Rows from a dataset:
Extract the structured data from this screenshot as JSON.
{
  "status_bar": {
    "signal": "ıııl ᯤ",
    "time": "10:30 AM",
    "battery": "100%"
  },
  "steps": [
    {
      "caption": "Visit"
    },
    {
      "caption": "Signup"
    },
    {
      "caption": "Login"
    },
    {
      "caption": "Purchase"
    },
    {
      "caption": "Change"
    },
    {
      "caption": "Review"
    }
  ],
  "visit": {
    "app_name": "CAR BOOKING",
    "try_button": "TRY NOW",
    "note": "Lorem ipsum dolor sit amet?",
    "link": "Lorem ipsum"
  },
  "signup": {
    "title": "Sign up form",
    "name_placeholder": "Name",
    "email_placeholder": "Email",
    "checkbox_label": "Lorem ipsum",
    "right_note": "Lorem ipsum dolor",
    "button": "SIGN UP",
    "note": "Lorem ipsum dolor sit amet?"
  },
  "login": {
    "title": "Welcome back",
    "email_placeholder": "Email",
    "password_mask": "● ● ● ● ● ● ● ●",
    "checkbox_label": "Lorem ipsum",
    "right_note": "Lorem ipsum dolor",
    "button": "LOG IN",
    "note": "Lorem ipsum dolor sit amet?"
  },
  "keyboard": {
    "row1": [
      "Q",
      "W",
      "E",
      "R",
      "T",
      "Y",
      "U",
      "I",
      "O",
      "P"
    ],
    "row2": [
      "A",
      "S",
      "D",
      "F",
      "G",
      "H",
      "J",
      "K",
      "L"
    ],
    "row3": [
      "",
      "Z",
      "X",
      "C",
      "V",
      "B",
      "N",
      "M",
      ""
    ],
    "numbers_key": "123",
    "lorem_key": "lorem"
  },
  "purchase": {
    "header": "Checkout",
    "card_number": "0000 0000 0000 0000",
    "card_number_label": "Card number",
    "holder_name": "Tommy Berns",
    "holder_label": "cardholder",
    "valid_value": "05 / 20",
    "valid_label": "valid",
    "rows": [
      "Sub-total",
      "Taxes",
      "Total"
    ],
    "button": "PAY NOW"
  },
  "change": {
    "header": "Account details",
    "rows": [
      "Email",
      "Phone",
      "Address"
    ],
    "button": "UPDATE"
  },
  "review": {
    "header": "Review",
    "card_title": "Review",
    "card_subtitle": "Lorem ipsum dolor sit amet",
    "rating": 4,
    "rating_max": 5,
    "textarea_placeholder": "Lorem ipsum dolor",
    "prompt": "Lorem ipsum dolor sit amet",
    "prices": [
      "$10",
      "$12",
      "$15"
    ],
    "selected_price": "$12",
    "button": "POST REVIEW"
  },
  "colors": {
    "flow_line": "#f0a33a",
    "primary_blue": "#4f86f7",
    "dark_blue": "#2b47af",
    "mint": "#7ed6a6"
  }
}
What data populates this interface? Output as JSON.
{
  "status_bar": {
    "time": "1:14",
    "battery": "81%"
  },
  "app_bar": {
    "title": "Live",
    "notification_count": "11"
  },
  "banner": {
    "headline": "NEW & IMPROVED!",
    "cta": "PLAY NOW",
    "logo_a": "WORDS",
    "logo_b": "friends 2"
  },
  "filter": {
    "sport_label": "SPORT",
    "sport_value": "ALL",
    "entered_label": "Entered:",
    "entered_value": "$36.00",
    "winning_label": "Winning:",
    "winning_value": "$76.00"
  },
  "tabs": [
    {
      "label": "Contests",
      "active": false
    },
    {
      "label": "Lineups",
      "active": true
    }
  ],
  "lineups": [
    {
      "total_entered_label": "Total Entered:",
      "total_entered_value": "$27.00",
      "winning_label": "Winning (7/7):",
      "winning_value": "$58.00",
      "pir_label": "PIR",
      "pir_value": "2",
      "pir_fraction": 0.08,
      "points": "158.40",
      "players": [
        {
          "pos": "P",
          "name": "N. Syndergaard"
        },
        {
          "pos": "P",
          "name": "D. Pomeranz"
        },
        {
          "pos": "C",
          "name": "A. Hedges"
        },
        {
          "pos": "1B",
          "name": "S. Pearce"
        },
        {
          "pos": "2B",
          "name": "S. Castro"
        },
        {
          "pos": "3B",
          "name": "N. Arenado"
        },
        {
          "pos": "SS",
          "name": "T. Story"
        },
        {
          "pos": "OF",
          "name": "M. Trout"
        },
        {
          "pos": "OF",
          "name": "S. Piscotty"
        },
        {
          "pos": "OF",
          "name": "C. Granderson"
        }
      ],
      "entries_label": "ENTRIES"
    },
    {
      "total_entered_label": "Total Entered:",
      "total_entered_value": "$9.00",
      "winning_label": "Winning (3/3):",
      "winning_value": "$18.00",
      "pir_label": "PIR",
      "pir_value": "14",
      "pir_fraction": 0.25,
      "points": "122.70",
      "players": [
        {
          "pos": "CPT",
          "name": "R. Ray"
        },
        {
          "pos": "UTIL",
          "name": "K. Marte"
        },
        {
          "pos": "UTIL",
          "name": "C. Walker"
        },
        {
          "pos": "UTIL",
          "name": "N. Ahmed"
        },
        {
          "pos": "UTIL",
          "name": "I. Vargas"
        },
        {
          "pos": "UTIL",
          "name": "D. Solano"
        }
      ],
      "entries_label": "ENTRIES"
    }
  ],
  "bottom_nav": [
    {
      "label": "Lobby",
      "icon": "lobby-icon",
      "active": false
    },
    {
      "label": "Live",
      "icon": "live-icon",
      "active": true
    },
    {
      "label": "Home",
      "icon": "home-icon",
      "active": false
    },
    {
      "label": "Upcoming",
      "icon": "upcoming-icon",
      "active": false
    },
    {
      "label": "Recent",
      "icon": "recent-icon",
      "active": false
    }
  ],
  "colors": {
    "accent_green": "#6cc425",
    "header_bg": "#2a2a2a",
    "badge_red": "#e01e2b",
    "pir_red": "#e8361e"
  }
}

DIRECTIVE: Using the data above, output each line exactly.

FINAL RESULT:
Extract the structured data from this screenshot as JSON.
{
  "status_bar": {
    "signal": "ıııl ᯤ",
    "time": "10:30 AM",
    "battery": "100%"
  },
  "steps": [
    {
      "caption": "Visit"
    },
    {
      "caption": "Signup"
    },
    {
      "caption": "Login"
    },
    {
      "caption": "Purchase"
    },
    {
      "caption": "Change"
    },
    {
      "caption": "Review"
    }
  ],
  "visit": {
    "app_name": "CAR BOOKING",
    "try_button": "TRY NOW",
    "note": "Lorem ipsum dolor sit amet?",
    "link": "Lorem ipsum"
  },
  "signup": {
    "title": "Sign up form",
    "name_placeholder": "Name",
    "email_placeholder": "Email",
    "checkbox_label": "Lorem ipsum",
    "right_note": "Lorem ipsum dolor",
    "button": "SIGN UP",
    "note": "Lorem ipsum dolor sit amet?"
  },
  "login": {
    "title": "Welcome back",
    "email_placeholder": "Email",
    "password_mask": "● ● ● ● ● ● ● ●",
    "checkbox_label": "Lorem ipsum",
    "right_note": "Lorem ipsum dolor",
    "button": "LOG IN",
    "note": "Lorem ipsum dolor sit amet?"
  },
  "keyboard": {
    "row1": [
      "Q",
      "W",
      "E",
      "R",
      "T",
      "Y",
      "U",
      "I",
      "O",
      "P"
    ],
    "row2": [
      "A",
      "S",
      "D",
      "F",
      "G",
      "H",
      "J",
      "K",
      "L"
    ],
    "row3": [
      "",
      "Z",
      "X",
      "C",
      "V",
      "B",
      "N",
      "M",
      ""
    ],
    "numbers_key": "123",
    "lorem_key": "lorem"
  },
  "purchase": {
    "header": "Checkout",
    "card_number": "0000 0000 0000 0000",
    "card_number_label": "Card number",
    "holder_name": "Tommy Berns",
    "holder_label": "cardholder",
    "valid_value": "05 / 20",
    "valid_label": "valid",
    "rows": [
      "Sub-total",
      "Taxes",
      "Total"
    ],
    "button": "PAY NOW"
  },
  "change": {
    "header": "Account details",
    "rows": [
      "Email",
      "Phone",
      "Address"
    ],
    "button": "UPDATE"
  },
  "review": {
    "header": "Review",
    "card_title": "Review",
    "card_subtitle": "Lorem ipsum dolor sit amet",
    "rating": 4,
    "rating_max": 5,
    "textarea_placeholder": "Lorem ipsum dolor",
    "prompt": "Lorem ipsum dolor sit amet",
    "prices": [
      "$10",
      "$12",
      "$15"
    ],
    "selected_price": "$12",
    "button": "POST REVIEW"
  },
  "colors": {
    "flow_line": "#f0a33a",
    "primary_blue": "#4f86f7",
    "dark_blue": "#2b47af",
    "mint": "#7ed6a6"
  }
}
What data populates this interface? Output as JSON.
{
  "status_bar": {
    "time": "1:14",
    "battery": "81%"
  },
  "app_bar": {
    "title": "Live",
    "notification_count": "11"
  },
  "banner": {
    "headline": "NEW & IMPROVED!",
    "cta": "PLAY NOW",
    "logo_a": "WORDS",
    "logo_b": "friends 2"
  },
  "filter": {
    "sport_label": "SPORT",
    "sport_value": "ALL",
    "entered_label": "Entered:",
    "entered_value": "$36.00",
    "winning_label": "Winning:",
    "winning_value": "$76.00"
  },
  "tabs": [
    {
      "label": "Contests",
      "active": false
    },
    {
      "label": "Lineups",
      "active": true
    }
  ],
  "lineups": [
    {
      "total_entered_label": "Total Entered:",
      "total_entered_value": "$27.00",
      "winning_label": "Winning (7/7):",
      "winning_value": "$58.00",
      "pir_label": "PIR",
      "pir_value": "2",
      "pir_fraction": 0.08,
      "points": "158.40",
      "players": [
        {
          "pos": "P",
          "name": "N. Syndergaard"
        },
        {
          "pos": "P",
          "name": "D. Pomeranz"
        },
        {
          "pos": "C",
          "name": "A. Hedges"
        },
        {
          "pos": "1B",
          "name": "S. Pearce"
        },
        {
          "pos": "2B",
          "name": "S. Castro"
        },
        {
          "pos": "3B",
          "name": "N. Arenado"
        },
        {
          "pos": "SS",
          "name": "T. Story"
        },
        {
          "pos": "OF",
          "name": "M. Trout"
        },
        {
          "pos": "OF",
          "name": "S. Piscotty"
        },
        {
          "pos": "OF",
          "name": "C. Granderson"
        }
      ],
      "entries_label": "ENTRIES"
    },
    {
      "total_entered_label": "Total Entered:",
      "total_entered_value": "$9.00",
      "winning_label": "Winning (3/3):",
      "winning_value": "$18.00",
      "pir_label": "PIR",
      "pir_value": "14",
      "pir_fraction": 0.25,
      "points": "122.70",
      "players": [
        {
          "pos": "CPT",
          "name": "R. Ray"
        },
        {
          "pos": "UTIL",
          "name": "K. Marte"
        },
        {
          "pos": "UTIL",
          "name": "C. Walker"
        },
        {
          "pos": "UTIL",
          "name": "N. Ahmed"
        },
        {
          "pos": "UTIL",
          "name": "I. Vargas"
        },
        {
          "pos": "UTIL",
          "name": "D. Solano"
        }
      ],
      "entries_label": "ENTRIES"
    }
  ],
  "bottom_nav": [
    {
      "label": "Lobby",
      "icon": "lobby-icon",
      "active": false
    },
    {
      "label": "Live",
      "icon": "live-icon",
      "active": true
    },
    {
      "label": "Home",
      "icon": "home-icon",
      "active": false
    },
    {
      "label": "Upcoming",
      "icon": "upcoming-icon",
      "active": false
    },
    {
      "label": "Recent",
      "icon": "recent-icon",
      "active": false
    }
  ],
  "colors": {
    "accent_green": "#6cc425",
    "header_bg": "#2a2a2a",
    "badge_red": "#e01e2b",
    "pir_red": "#e8361e"
  }
}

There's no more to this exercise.